Copy out verbatim the data lines from the one containing "item-dot: . bbox=[211, 605, 216, 628]" to the one containing "item-number: 2 bbox=[189, 1066, 211, 1091]", including both of these lines.
— begin EXTRACTED INFORMATION —
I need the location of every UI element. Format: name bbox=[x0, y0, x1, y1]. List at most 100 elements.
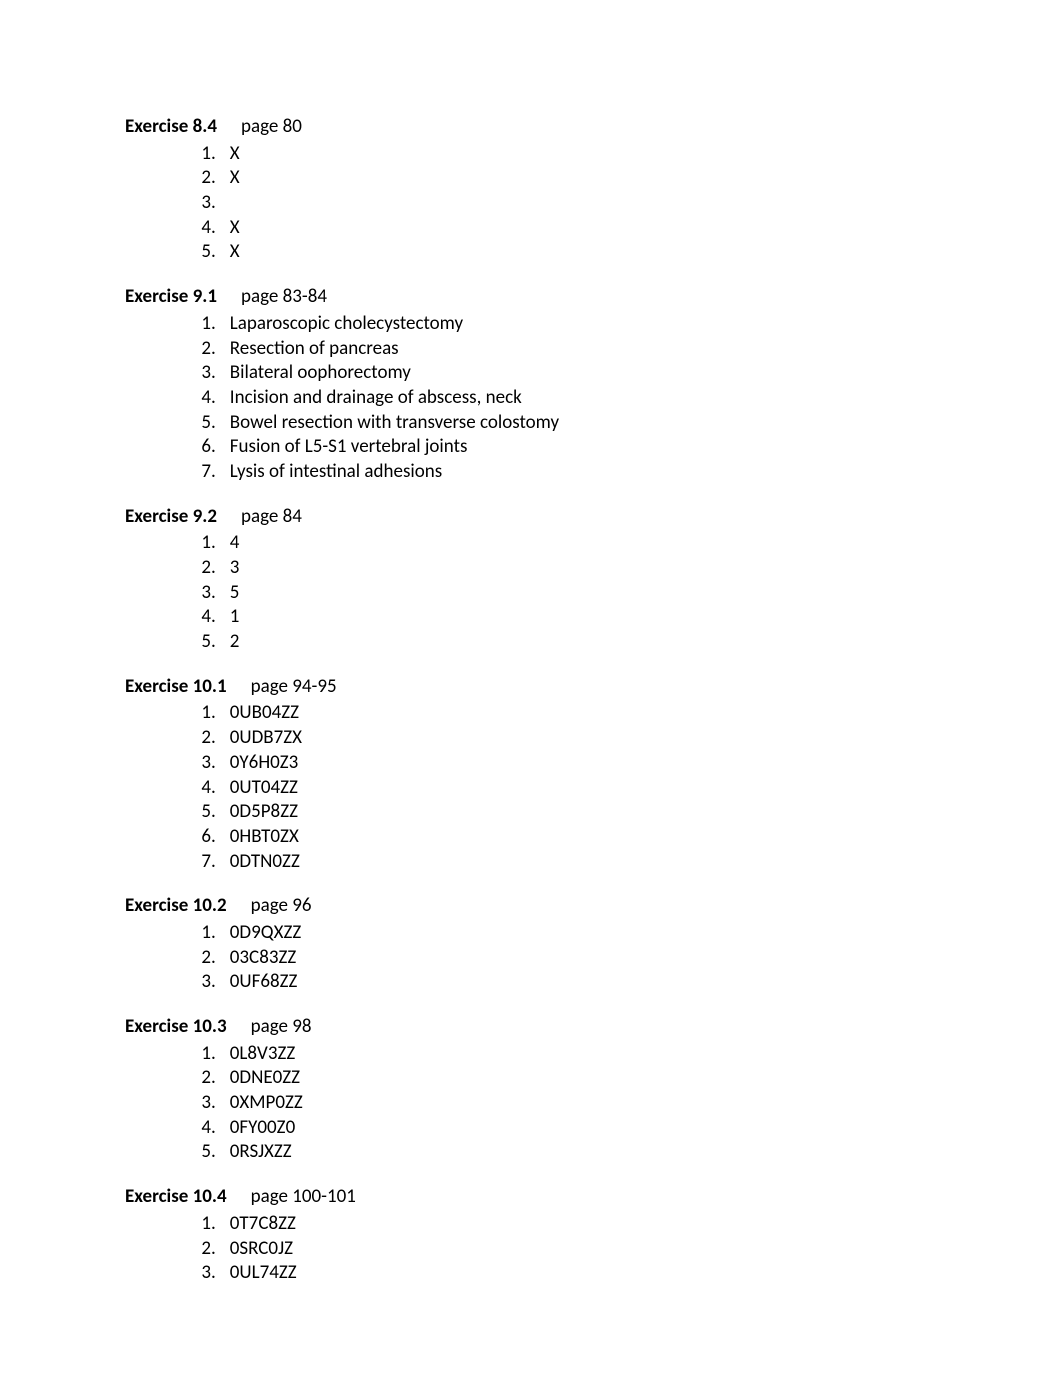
item-dot: . bbox=[211, 605, 216, 628]
item-value: Bilateral oophorectomy bbox=[230, 361, 411, 384]
list-item: 2.03C83ZZ bbox=[189, 946, 937, 971]
list-item: 1.4 bbox=[189, 531, 937, 556]
exercise-title: Exercise 9.2 bbox=[125, 505, 217, 528]
exercise-header: Exercise 10.2 page 96 bbox=[125, 894, 937, 919]
item-value: 2 bbox=[230, 630, 240, 653]
item-value: 5 bbox=[230, 581, 240, 604]
item-number: 3 bbox=[189, 1261, 211, 1286]
item-value: 0UL74ZZ bbox=[230, 1261, 297, 1284]
item-number: 2 bbox=[189, 1066, 211, 1091]
item-dot: . bbox=[211, 581, 216, 604]
list-item: 1.X bbox=[189, 142, 937, 167]
list-item: 5.0D5P8ZZ bbox=[189, 800, 937, 825]
item-value: Lysis of intestinal adhesions bbox=[230, 460, 442, 483]
item-number: 2 bbox=[189, 946, 211, 971]
list-item: 5.0RSJXZZ bbox=[189, 1140, 937, 1165]
list-item: 6.Fusion of L5-S1 vertebral joints bbox=[189, 435, 937, 460]
exercise-title: Exercise 10.2 bbox=[125, 894, 227, 917]
exercises-container: Exercise 8.4page 801.X2.X3.4.X5.XExercis… bbox=[125, 115, 937, 1286]
item-number: 5 bbox=[189, 800, 211, 825]
list-item: 1.0T7C8ZZ bbox=[189, 1212, 937, 1237]
item-number: 3 bbox=[189, 191, 211, 216]
item-dot: . bbox=[211, 411, 216, 434]
item-dot: . bbox=[211, 630, 216, 653]
exercise-page-ref: page 94-95 bbox=[251, 675, 337, 698]
list-item: 2.X bbox=[189, 166, 937, 191]
item-dot: . bbox=[211, 240, 216, 263]
item-number: 4 bbox=[189, 386, 211, 411]
list-item: 3.5 bbox=[189, 581, 937, 606]
exercise-title: Exercise 10.1 bbox=[125, 675, 227, 698]
exercise-title: Exercise 9.1 bbox=[125, 285, 217, 308]
exercise-block: Exercise 10.3page 981.0L8V3ZZ2.0DNE0ZZ3.… bbox=[125, 1015, 937, 1165]
list-item: 2.0SRC0JZ bbox=[189, 1237, 937, 1262]
item-dot: . bbox=[211, 361, 216, 384]
item-number: 1 bbox=[189, 142, 211, 167]
item-value: 0L8V3ZZ bbox=[230, 1042, 295, 1065]
exercise-block: Exercise 8.4page 801.X2.X3.4.X5.X bbox=[125, 115, 937, 265]
list-item: 7.Lysis of intestinal adhesions bbox=[189, 460, 937, 485]
list-item: 4.1 bbox=[189, 605, 937, 630]
item-value: 0HBT0ZX bbox=[230, 825, 299, 848]
item-number: 1 bbox=[189, 1212, 211, 1237]
exercise-items-list: 1.42.33.54.15.2 bbox=[125, 531, 937, 654]
item-number: 2 bbox=[189, 556, 211, 581]
item-dot: . bbox=[211, 701, 216, 724]
item-number: 3 bbox=[189, 970, 211, 995]
exercise-header: Exercise 8.4page 80 bbox=[125, 115, 937, 140]
item-dot: . bbox=[211, 776, 216, 799]
list-item: 2.3 bbox=[189, 556, 937, 581]
item-number: 5 bbox=[189, 1140, 211, 1165]
item-number: 1 bbox=[189, 921, 211, 946]
item-number: 3 bbox=[189, 581, 211, 606]
item-dot: . bbox=[211, 337, 216, 360]
item-number: 3 bbox=[189, 751, 211, 776]
item-value: X bbox=[230, 166, 240, 189]
item-value: 0D9QXZZ bbox=[230, 921, 302, 944]
exercise-header: Exercise 10.3page 98 bbox=[125, 1015, 937, 1040]
exercise-items-list: 1.0T7C8ZZ2.0SRC0JZ3.0UL74ZZ bbox=[125, 1212, 937, 1286]
item-dot: . bbox=[211, 946, 216, 969]
item-number: 6 bbox=[189, 435, 211, 460]
exercise-block: Exercise 10.4page 100-1011.0T7C8ZZ2.0SRC… bbox=[125, 1185, 937, 1286]
exercise-page-ref: page 100-101 bbox=[251, 1185, 356, 1208]
item-value: 0FY00Z0 bbox=[230, 1116, 295, 1139]
item-number: 1 bbox=[189, 531, 211, 556]
item-dot: . bbox=[211, 1237, 216, 1260]
list-item: 1.0D9QXZZ bbox=[189, 921, 937, 946]
item-value: 4 bbox=[230, 531, 240, 554]
exercise-title: Exercise 8.4 bbox=[125, 115, 217, 138]
exercise-block: Exercise 10.1page 94-951.0UB04ZZ2.0UDB7Z… bbox=[125, 675, 937, 875]
item-dot: . bbox=[211, 142, 216, 165]
exercise-items-list: 1.0D9QXZZ2.03C83ZZ3.0UF68ZZ bbox=[125, 921, 937, 995]
item-dot: . bbox=[211, 191, 216, 214]
exercise-header: Exercise 9.2page 84 bbox=[125, 505, 937, 530]
item-value: Resection of pancreas bbox=[230, 337, 399, 360]
item-dot: . bbox=[211, 1042, 216, 1065]
item-dot: . bbox=[211, 1261, 216, 1284]
list-item: 2.0DNE0ZZ bbox=[189, 1066, 937, 1091]
item-dot: . bbox=[211, 970, 216, 993]
list-item: 5.Bowel resection with transverse colost… bbox=[189, 411, 937, 436]
item-value: 0D5P8ZZ bbox=[230, 800, 298, 823]
item-value: Fusion of L5-S1 vertebral joints bbox=[230, 435, 468, 458]
item-number: 4 bbox=[189, 216, 211, 241]
item-dot: . bbox=[211, 751, 216, 774]
item-number: 4 bbox=[189, 776, 211, 801]
item-value: 0SRC0JZ bbox=[230, 1237, 293, 1260]
list-item: 4.Incision and drainage of abscess, neck bbox=[189, 386, 937, 411]
item-dot: . bbox=[211, 460, 216, 483]
item-number: 2 bbox=[189, 337, 211, 362]
item-number: 6 bbox=[189, 825, 211, 850]
item-number: 4 bbox=[189, 1116, 211, 1141]
exercise-page-ref: page 83-84 bbox=[241, 285, 327, 308]
exercise-title: Exercise 10.4 bbox=[125, 1185, 227, 1208]
list-item: 4.0FY00Z0 bbox=[189, 1116, 937, 1141]
exercise-page-ref: page 98 bbox=[251, 1015, 312, 1038]
list-item: 3. 0UL74ZZ bbox=[189, 1261, 937, 1286]
item-number: 1 bbox=[189, 312, 211, 337]
exercise-page-ref: page 96 bbox=[251, 894, 312, 917]
item-value: 0XMP0ZZ bbox=[230, 1091, 303, 1114]
list-item: 3.0XMP0ZZ bbox=[189, 1091, 937, 1116]
item-value: Laparoscopic cholecystectomy bbox=[230, 312, 463, 335]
— end EXTRACTED INFORMATION —
CORRECT RESULT:
item-dot: . bbox=[211, 605, 216, 628]
item-value: Bilateral oophorectomy bbox=[230, 361, 411, 384]
list-item: 2.03C83ZZ bbox=[189, 946, 937, 971]
list-item: 1.4 bbox=[189, 531, 937, 556]
exercise-title: Exercise 9.2 bbox=[125, 505, 217, 528]
exercise-header: Exercise 10.2 page 96 bbox=[125, 894, 937, 919]
item-value: 2 bbox=[230, 630, 240, 653]
item-value: 5 bbox=[230, 581, 240, 604]
item-number: 3 bbox=[189, 1261, 211, 1286]
item-value: 0UL74ZZ bbox=[230, 1261, 297, 1284]
item-number: 2 bbox=[189, 1066, 211, 1091]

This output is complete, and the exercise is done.